Dataset records:
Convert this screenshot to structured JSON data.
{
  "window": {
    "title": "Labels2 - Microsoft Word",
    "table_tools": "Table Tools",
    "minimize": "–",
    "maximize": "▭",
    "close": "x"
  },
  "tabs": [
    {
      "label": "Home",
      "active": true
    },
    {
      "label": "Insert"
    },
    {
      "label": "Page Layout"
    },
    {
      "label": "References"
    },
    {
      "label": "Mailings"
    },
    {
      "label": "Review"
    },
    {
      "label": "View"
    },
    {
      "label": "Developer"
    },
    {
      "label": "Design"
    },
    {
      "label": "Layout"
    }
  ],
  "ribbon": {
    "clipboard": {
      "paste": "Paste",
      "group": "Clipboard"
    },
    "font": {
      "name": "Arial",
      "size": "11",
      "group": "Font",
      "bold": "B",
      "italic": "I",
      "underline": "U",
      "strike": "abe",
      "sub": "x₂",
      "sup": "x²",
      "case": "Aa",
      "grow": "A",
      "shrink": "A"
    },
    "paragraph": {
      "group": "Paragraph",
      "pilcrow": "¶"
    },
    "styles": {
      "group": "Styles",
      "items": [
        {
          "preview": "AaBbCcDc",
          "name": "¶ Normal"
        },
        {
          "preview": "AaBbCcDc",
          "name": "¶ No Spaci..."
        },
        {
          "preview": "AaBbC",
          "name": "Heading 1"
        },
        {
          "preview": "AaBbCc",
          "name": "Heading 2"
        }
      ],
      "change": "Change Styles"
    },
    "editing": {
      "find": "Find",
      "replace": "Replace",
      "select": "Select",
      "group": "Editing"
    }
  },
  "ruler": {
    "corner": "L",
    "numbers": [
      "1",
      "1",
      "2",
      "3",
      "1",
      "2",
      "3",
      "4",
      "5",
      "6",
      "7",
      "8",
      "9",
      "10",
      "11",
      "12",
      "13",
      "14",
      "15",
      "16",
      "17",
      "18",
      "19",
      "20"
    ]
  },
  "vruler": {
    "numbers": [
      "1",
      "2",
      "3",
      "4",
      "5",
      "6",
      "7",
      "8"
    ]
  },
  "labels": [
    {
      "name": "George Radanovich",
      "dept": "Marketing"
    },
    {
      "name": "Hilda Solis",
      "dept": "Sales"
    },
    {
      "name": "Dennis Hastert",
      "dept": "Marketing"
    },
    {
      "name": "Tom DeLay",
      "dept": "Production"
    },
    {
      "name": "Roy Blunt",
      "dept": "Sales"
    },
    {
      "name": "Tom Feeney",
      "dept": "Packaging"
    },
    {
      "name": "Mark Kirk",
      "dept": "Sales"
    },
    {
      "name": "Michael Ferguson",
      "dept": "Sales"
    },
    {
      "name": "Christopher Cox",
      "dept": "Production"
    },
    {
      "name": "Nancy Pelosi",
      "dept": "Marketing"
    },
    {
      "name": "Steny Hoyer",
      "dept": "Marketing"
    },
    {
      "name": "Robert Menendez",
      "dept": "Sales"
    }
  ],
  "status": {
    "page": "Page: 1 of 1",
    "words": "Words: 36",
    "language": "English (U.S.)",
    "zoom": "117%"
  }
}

[Objective] Extract, from the material above, each line holding the word "preview".

[Solution below]
          "preview": "AaBbCcDc",
          "preview": "AaBbCcDc",
          "preview": "AaBbC",
          "preview": "AaBbCc",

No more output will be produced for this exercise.